##### PROVIDED DATA #####

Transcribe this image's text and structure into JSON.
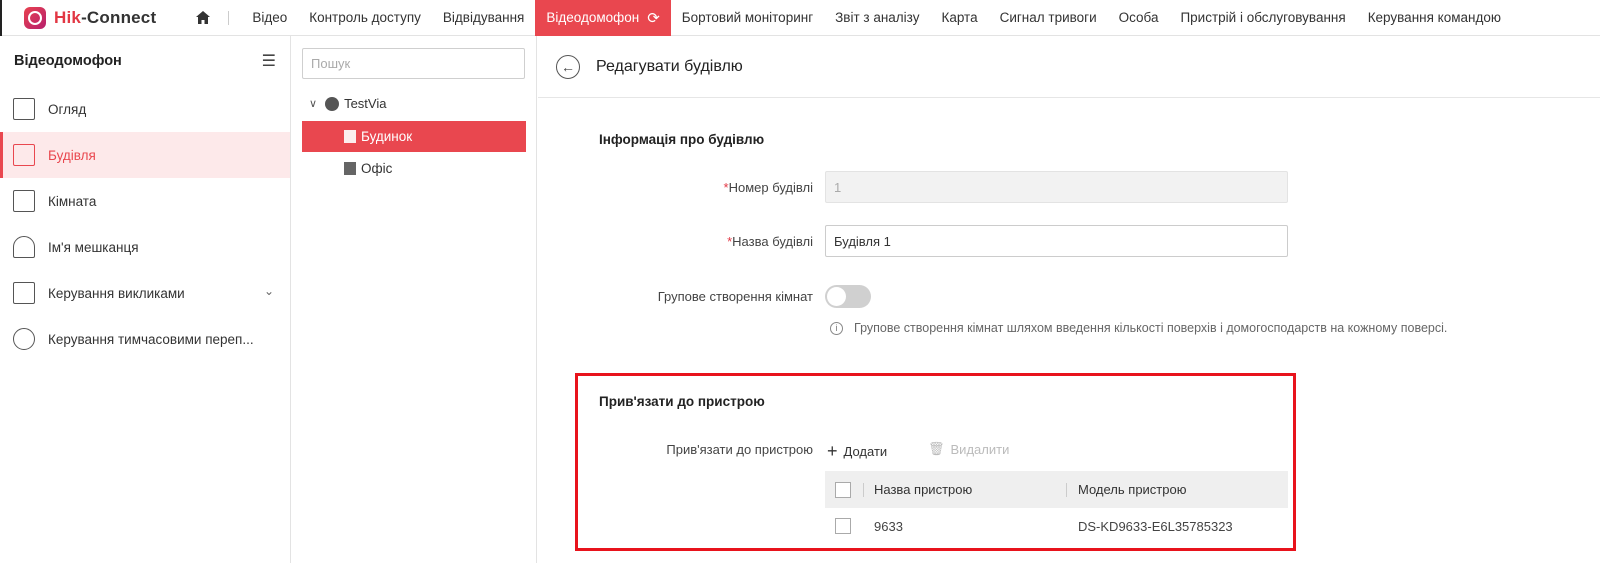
{
  "app": {
    "brand_red": "Hik",
    "brand_rest": "-Connect",
    "accent": "#e9474f"
  },
  "menu": [
    {
      "label": "Відео"
    },
    {
      "label": "Контроль доступу"
    },
    {
      "label": "Відвідування"
    },
    {
      "label": "Відеодомофон",
      "active": true
    },
    {
      "label": "Бортовий моніторинг"
    },
    {
      "label": "Звіт з аналізу"
    },
    {
      "label": "Карта"
    },
    {
      "label": "Сигнал тривоги"
    },
    {
      "label": "Особа"
    },
    {
      "label": "Пристрій і обслуговування"
    },
    {
      "label": "Керування командою"
    }
  ],
  "sidebar": {
    "title": "Відеодомофон",
    "items": [
      {
        "label": "Огляд",
        "icon": "overview-icon"
      },
      {
        "label": "Будівля",
        "icon": "building-icon",
        "active": true
      },
      {
        "label": "Кімната",
        "icon": "room-icon"
      },
      {
        "label": "Ім'я мешканця",
        "icon": "resident-icon"
      },
      {
        "label": "Керування викликами",
        "icon": "call-icon"
      },
      {
        "label": "Керування тимчасовими переп...",
        "icon": "temp-pass-icon"
      }
    ]
  },
  "tree": {
    "search_placeholder": "Пошук",
    "root": "TestVia",
    "nodes": [
      {
        "label": "Будинок",
        "active": true
      },
      {
        "label": "Офіс"
      }
    ]
  },
  "main": {
    "title": "Редагувати будівлю",
    "section_info": "Інформація про будівлю",
    "building_number_label": "Номер будівлі",
    "building_number_value": "1",
    "building_name_label": "Назва будівлі",
    "building_name_value": "Будівля 1",
    "group_create_label": "Групове створення кімнат",
    "group_create_on": false,
    "hint": "Групове створення кімнат шляхом введення кількості поверхів і домогосподарств на кожному поверсі.",
    "section_link": "Прив'язати до пристрою",
    "link_label": "Прив'язати до пристрою",
    "add_label": "Додати",
    "delete_label": "Видалити",
    "table": {
      "headers": [
        "Назва пристрою",
        "Модель пристрою"
      ],
      "rows": [
        {
          "name": "9633",
          "model": "DS-KD9633-E6L35785323"
        }
      ]
    }
  }
}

#####

▶ **REQUIREMENT**
Restate the full listing verbatim and drop every picture.

▶ **WRITTEN RESPONSE**
Transcribe this image's text and structure into JSON.
{
  "app": {
    "brand_red": "Hik",
    "brand_rest": "-Connect",
    "accent": "#e9474f"
  },
  "menu": [
    {
      "label": "Відео"
    },
    {
      "label": "Контроль доступу"
    },
    {
      "label": "Відвідування"
    },
    {
      "label": "Відеодомофон",
      "active": true
    },
    {
      "label": "Бортовий моніторинг"
    },
    {
      "label": "Звіт з аналізу"
    },
    {
      "label": "Карта"
    },
    {
      "label": "Сигнал тривоги"
    },
    {
      "label": "Особа"
    },
    {
      "label": "Пристрій і обслуговування"
    },
    {
      "label": "Керування командою"
    }
  ],
  "sidebar": {
    "title": "Відеодомофон",
    "items": [
      {
        "label": "Огляд",
        "icon": "overview-icon"
      },
      {
        "label": "Будівля",
        "icon": "building-icon",
        "active": true
      },
      {
        "label": "Кімната",
        "icon": "room-icon"
      },
      {
        "label": "Ім'я мешканця",
        "icon": "resident-icon"
      },
      {
        "label": "Керування викликами",
        "icon": "call-icon"
      },
      {
        "label": "Керування тимчасовими переп...",
        "icon": "temp-pass-icon"
      }
    ]
  },
  "tree": {
    "search_placeholder": "Пошук",
    "root": "TestVia",
    "nodes": [
      {
        "label": "Будинок",
        "active": true
      },
      {
        "label": "Офіс"
      }
    ]
  },
  "main": {
    "title": "Редагувати будівлю",
    "section_info": "Інформація про будівлю",
    "building_number_label": "Номер будівлі",
    "building_number_value": "1",
    "building_name_label": "Назва будівлі",
    "building_name_value": "Будівля 1",
    "group_create_label": "Групове створення кімнат",
    "group_create_on": false,
    "hint": "Групове створення кімнат шляхом введення кількості поверхів і домогосподарств на кожному поверсі.",
    "section_link": "Прив'язати до пристрою",
    "link_label": "Прив'язати до пристрою",
    "add_label": "Додати",
    "delete_label": "Видалити",
    "table": {
      "headers": [
        "Назва пристрою",
        "Модель пристрою"
      ],
      "rows": [
        {
          "name": "9633",
          "model": "DS-KD9633-E6L35785323"
        }
      ]
    }
  }
}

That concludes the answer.